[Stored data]

* * * * *

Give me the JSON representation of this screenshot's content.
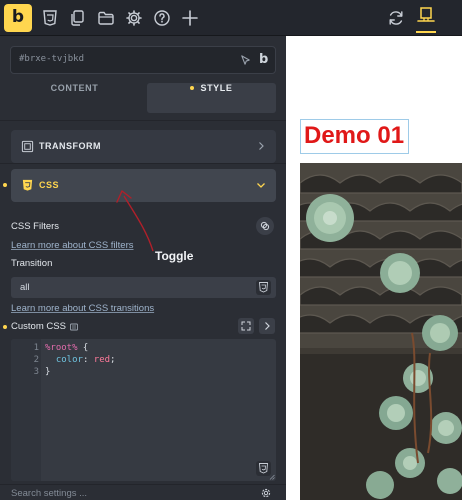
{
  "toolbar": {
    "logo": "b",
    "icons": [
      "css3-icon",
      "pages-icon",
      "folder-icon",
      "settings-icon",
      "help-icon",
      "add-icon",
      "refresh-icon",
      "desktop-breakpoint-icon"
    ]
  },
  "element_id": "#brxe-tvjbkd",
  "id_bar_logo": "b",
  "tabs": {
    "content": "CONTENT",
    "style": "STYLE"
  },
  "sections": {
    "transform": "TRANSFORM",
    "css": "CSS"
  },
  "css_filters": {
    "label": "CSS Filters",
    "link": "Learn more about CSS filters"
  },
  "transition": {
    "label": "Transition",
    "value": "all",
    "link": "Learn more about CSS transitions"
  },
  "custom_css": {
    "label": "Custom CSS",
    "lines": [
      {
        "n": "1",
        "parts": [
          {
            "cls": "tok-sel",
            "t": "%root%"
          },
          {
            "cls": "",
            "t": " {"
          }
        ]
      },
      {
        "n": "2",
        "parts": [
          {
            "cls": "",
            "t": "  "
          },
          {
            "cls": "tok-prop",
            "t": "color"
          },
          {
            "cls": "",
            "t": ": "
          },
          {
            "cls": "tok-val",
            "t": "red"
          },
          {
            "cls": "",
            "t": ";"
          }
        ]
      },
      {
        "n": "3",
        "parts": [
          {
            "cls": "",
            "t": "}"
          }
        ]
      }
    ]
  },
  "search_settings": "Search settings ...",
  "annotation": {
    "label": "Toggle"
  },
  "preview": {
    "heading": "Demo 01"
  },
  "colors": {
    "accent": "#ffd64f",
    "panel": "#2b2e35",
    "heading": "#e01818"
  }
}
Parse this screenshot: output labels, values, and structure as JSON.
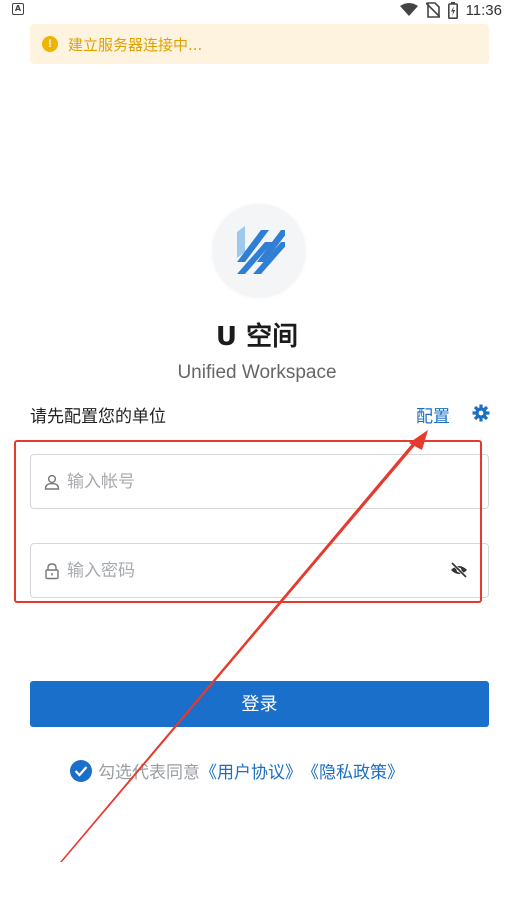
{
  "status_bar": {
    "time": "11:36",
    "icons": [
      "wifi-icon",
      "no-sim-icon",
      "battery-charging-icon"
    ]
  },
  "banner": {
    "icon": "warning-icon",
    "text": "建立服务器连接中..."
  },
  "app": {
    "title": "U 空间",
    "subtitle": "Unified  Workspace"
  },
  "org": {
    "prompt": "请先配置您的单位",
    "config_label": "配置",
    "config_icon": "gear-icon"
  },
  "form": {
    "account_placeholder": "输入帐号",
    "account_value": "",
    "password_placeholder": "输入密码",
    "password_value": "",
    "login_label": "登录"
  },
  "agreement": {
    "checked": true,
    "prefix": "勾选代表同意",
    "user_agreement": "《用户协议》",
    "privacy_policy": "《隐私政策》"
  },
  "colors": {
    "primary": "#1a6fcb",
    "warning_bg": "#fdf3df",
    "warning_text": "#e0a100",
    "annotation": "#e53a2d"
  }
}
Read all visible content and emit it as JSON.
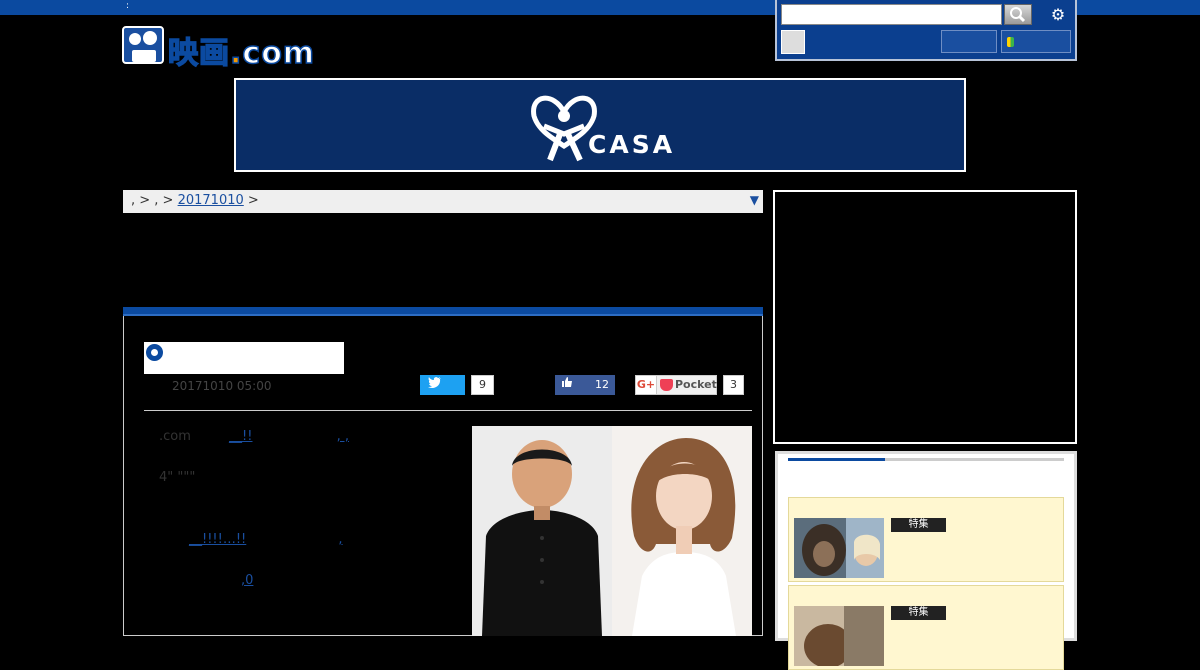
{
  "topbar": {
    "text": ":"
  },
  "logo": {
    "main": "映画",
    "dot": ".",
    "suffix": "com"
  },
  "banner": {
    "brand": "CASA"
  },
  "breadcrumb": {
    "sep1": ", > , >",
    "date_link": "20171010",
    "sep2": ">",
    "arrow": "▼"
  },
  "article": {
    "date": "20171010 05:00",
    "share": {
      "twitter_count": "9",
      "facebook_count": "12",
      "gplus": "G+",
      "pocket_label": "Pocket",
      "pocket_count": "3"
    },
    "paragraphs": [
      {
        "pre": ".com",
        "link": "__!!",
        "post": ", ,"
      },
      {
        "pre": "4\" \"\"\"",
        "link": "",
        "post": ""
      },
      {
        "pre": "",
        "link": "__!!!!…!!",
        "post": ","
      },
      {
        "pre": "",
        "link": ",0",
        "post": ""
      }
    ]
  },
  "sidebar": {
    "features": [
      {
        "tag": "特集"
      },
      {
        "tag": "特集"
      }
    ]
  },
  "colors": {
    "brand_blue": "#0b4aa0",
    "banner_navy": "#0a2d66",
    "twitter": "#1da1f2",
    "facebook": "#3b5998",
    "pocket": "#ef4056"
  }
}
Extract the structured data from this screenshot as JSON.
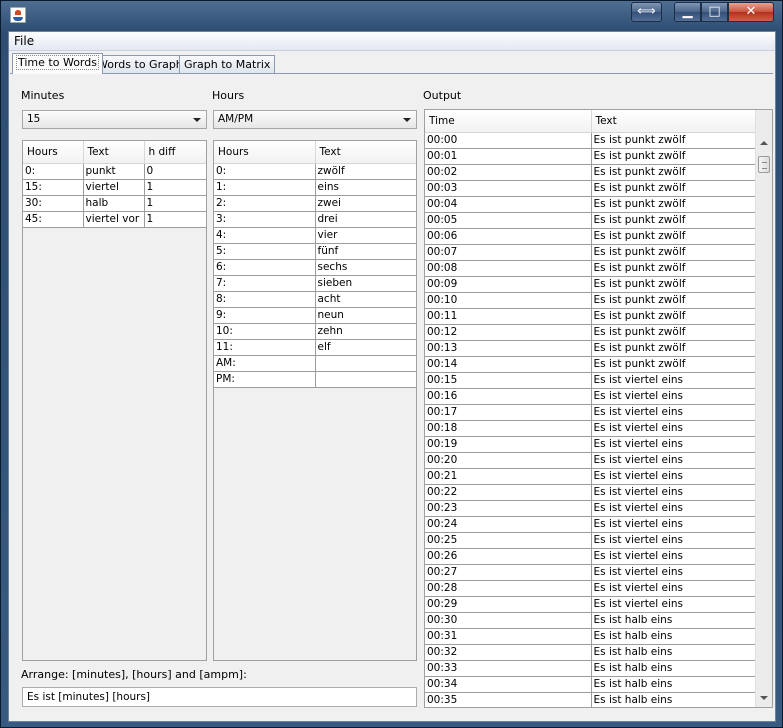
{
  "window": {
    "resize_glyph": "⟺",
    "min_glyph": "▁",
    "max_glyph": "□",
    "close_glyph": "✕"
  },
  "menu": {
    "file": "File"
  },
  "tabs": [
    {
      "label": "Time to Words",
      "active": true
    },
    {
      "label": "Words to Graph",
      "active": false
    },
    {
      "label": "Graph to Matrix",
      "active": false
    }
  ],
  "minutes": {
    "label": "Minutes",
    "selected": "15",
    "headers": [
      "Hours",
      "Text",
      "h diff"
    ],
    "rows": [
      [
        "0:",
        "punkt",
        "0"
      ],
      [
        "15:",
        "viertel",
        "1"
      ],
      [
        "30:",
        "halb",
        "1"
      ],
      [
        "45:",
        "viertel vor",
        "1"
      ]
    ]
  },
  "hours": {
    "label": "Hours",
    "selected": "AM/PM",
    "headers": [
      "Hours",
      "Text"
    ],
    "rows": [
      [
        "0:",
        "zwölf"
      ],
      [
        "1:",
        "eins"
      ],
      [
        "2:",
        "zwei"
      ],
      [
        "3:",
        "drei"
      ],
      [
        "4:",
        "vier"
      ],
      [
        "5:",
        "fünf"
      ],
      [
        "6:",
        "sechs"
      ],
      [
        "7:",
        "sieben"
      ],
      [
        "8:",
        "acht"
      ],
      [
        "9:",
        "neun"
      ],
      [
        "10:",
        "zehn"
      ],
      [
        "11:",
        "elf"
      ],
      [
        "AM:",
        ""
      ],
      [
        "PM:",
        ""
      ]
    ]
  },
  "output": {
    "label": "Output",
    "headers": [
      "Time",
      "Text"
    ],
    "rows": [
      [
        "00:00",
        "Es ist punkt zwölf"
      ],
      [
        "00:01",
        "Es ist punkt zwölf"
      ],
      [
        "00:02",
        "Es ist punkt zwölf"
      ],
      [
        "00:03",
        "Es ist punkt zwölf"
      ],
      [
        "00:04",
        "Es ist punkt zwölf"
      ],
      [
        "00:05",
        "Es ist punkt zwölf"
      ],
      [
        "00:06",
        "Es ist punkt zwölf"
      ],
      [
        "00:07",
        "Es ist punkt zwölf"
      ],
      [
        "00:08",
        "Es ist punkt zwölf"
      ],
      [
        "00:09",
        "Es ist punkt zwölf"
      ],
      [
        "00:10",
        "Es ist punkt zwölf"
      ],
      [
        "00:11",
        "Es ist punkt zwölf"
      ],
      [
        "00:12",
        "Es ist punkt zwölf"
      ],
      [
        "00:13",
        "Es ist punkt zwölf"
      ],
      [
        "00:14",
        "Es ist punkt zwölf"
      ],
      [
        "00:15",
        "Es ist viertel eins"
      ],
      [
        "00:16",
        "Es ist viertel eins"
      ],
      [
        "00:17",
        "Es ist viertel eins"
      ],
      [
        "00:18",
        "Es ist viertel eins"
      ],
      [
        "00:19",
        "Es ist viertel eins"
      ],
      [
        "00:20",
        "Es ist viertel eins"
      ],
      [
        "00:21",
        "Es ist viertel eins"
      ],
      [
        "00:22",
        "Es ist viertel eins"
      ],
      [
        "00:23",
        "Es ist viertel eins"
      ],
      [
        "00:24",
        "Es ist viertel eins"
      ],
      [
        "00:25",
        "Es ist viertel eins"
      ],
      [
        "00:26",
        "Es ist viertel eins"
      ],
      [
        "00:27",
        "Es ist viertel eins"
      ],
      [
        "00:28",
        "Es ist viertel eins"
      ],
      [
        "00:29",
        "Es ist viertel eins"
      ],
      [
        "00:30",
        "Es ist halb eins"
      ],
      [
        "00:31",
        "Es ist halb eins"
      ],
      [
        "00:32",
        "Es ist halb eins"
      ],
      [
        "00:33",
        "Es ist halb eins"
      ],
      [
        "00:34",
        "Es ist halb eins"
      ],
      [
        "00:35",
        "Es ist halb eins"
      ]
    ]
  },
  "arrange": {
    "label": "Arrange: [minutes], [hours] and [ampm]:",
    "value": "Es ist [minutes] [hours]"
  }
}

* * * * *

From the entries, copy out each line containing the word "more".

◆ RESULT ◆
    "link": "Learn more about CSS filters"
    "link": "Learn more about CSS transitions"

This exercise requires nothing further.